Given instruction -> Output, character for character, the lines of the records below, starting at the line that contains "x-tick-label: 50 [744, 650, 762, 666]" and ending at the line that contains "isotherm-line [752, 37, 775, 642]", with both of those lines included.

Stored records ->

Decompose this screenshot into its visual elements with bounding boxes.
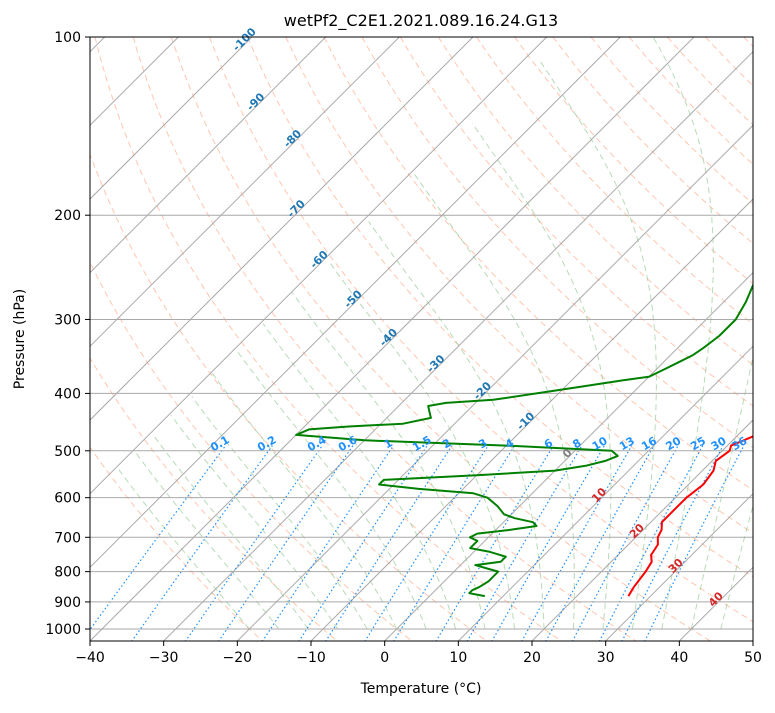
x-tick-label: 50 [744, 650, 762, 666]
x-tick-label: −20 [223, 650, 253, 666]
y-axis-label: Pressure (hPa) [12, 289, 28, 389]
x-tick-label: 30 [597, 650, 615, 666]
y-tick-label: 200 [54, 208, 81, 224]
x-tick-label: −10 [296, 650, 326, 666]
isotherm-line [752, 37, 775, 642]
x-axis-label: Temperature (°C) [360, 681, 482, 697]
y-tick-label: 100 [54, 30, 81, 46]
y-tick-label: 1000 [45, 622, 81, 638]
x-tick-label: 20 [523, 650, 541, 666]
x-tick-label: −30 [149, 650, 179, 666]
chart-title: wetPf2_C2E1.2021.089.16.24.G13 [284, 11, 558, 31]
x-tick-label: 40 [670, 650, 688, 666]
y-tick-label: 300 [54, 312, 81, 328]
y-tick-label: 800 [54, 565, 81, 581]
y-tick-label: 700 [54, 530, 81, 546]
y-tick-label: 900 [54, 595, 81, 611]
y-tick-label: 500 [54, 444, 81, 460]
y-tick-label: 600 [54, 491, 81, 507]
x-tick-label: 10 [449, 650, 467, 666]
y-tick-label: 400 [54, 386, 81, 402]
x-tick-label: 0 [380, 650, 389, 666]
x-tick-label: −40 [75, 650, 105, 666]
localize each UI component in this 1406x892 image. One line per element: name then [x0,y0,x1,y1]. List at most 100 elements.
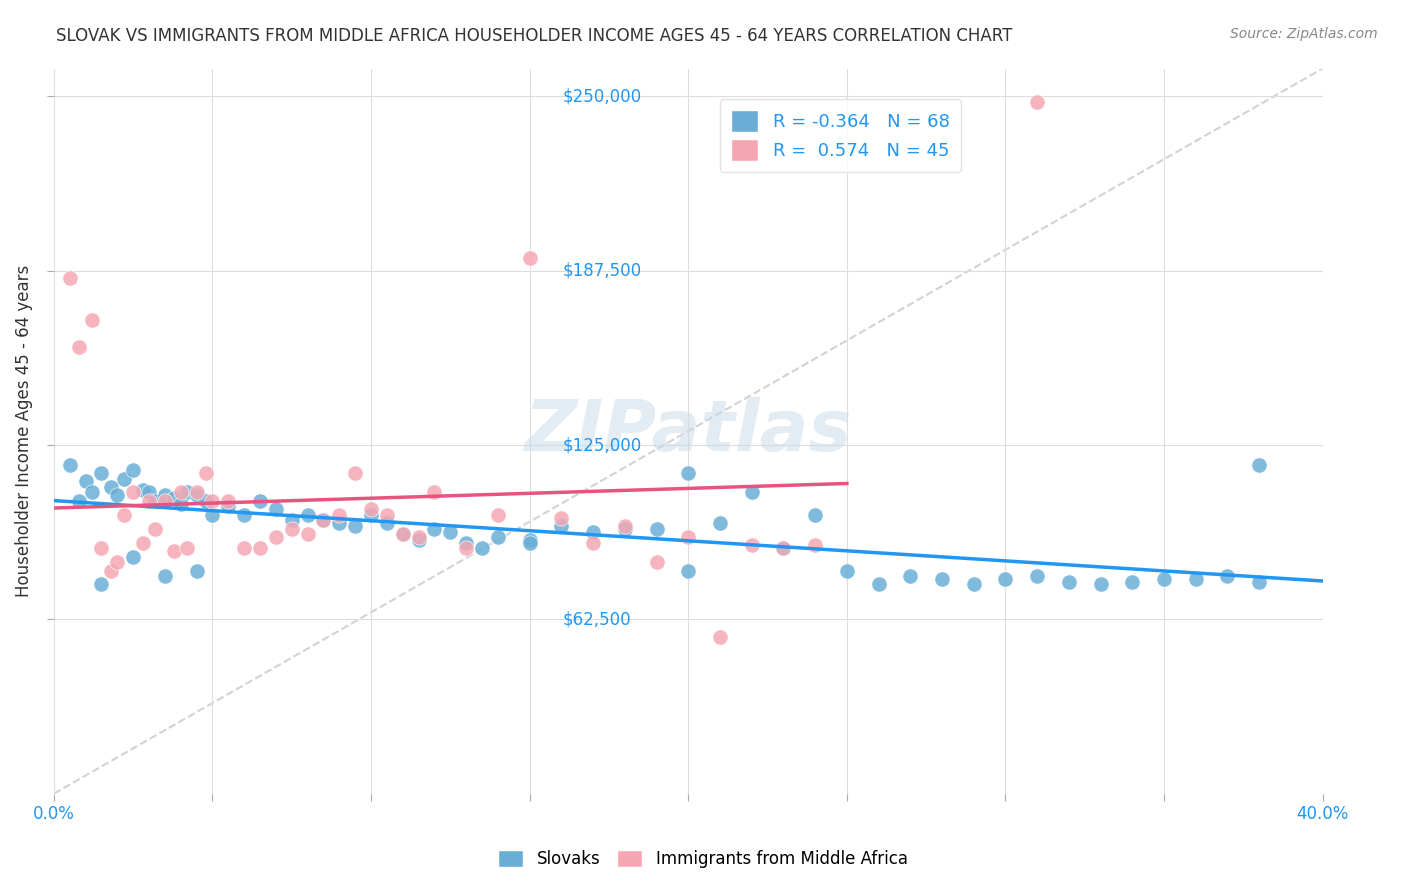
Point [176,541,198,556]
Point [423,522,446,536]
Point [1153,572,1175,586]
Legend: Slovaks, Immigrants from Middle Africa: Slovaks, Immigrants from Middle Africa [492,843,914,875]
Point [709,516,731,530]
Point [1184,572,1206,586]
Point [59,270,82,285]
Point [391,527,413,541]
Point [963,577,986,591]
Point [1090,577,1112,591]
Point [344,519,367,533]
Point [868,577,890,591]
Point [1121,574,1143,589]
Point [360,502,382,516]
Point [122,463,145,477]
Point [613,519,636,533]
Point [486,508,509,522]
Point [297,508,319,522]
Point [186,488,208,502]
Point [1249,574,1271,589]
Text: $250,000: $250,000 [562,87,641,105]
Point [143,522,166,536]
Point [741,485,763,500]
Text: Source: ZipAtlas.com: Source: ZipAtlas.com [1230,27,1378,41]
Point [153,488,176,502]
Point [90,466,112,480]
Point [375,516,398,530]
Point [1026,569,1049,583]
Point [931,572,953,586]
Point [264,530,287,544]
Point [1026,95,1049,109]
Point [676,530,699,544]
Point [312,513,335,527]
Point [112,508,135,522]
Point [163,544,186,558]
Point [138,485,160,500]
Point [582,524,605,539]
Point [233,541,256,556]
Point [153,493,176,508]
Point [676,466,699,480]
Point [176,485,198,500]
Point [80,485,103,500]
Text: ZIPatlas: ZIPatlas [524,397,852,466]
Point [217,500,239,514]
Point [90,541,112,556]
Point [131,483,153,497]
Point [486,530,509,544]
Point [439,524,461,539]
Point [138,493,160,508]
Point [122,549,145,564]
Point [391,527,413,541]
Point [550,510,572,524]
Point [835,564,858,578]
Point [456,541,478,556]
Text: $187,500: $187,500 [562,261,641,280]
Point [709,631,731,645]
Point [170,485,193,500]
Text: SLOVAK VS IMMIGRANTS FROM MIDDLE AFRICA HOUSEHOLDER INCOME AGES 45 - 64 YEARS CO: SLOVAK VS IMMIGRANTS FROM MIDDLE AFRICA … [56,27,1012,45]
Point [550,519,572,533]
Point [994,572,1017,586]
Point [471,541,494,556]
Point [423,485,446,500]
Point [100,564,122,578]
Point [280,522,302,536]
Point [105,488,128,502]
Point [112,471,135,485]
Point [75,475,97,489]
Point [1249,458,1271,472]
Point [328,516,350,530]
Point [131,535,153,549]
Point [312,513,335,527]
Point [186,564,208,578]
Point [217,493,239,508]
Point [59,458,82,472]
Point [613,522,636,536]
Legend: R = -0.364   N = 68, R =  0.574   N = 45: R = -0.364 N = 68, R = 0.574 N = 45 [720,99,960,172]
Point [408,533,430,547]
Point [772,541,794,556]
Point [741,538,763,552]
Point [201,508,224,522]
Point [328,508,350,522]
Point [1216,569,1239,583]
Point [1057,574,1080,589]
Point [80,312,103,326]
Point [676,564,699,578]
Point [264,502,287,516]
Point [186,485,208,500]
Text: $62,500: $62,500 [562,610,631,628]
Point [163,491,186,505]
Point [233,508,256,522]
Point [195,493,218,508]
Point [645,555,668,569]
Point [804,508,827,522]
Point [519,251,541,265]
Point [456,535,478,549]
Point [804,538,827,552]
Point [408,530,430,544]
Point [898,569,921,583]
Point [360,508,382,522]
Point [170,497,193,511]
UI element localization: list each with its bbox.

* * *

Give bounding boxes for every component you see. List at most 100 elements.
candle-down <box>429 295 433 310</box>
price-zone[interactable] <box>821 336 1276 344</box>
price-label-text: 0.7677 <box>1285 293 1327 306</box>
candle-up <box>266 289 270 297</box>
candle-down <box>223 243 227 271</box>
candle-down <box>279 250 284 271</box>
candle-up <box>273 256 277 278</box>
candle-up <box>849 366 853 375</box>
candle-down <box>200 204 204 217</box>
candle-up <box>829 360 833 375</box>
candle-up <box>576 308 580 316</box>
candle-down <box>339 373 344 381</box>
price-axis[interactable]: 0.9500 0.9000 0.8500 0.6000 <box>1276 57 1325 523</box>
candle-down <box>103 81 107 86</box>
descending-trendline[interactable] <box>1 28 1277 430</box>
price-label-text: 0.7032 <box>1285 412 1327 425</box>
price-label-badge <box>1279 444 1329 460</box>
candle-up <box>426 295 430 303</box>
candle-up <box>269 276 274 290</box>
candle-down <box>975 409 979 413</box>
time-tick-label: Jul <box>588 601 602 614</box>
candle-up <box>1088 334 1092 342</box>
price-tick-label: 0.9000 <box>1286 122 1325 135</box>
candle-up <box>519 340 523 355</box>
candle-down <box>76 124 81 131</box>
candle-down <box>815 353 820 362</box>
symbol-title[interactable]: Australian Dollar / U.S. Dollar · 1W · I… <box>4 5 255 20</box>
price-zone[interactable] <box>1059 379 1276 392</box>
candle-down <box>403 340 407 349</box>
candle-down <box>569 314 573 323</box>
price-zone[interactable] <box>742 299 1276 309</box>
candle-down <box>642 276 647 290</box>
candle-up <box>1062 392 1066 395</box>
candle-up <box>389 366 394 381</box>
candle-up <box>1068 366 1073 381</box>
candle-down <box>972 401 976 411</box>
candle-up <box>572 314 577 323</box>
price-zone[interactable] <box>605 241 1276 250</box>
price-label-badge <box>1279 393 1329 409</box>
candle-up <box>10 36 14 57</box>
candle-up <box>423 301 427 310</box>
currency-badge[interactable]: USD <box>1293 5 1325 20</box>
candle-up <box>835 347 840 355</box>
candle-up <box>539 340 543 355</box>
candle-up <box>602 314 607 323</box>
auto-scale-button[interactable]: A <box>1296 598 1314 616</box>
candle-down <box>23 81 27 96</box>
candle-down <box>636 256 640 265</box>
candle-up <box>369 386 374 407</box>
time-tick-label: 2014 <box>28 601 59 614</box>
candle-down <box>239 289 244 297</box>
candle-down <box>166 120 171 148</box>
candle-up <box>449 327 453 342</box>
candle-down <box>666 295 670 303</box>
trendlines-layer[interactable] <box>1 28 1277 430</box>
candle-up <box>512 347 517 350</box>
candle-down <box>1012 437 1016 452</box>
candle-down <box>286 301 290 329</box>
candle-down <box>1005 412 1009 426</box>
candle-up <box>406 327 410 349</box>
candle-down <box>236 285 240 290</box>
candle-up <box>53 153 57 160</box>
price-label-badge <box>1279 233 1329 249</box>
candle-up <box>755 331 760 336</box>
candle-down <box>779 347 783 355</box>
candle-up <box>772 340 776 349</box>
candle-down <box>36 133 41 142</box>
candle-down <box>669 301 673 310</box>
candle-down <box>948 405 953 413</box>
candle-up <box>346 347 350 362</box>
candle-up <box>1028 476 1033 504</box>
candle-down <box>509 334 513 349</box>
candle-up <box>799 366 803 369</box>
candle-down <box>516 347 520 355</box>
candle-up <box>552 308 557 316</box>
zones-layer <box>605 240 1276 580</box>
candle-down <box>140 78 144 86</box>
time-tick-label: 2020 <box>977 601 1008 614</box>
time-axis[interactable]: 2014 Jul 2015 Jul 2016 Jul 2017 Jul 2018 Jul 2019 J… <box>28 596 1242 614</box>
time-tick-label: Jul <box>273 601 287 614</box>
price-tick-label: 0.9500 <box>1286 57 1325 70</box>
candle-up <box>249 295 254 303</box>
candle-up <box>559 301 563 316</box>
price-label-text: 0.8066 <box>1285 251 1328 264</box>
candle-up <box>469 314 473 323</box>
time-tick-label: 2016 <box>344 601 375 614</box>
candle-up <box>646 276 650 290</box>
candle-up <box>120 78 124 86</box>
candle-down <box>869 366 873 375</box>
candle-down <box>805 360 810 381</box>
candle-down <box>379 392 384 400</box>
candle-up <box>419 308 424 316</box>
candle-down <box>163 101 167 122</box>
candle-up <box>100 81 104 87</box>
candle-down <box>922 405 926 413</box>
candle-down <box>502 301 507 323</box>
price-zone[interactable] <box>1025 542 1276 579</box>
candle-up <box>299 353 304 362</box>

Correct answer ->
x-tick-label: 50 [744, 650, 762, 666]
x-tick-label: −20 [223, 650, 253, 666]
y-axis-label: Pressure (hPa) [12, 289, 28, 389]
x-tick-label: 30 [597, 650, 615, 666]
y-tick-label: 200 [54, 208, 81, 224]
x-tick-label: −10 [296, 650, 326, 666]
isotherm-line [752, 37, 775, 642]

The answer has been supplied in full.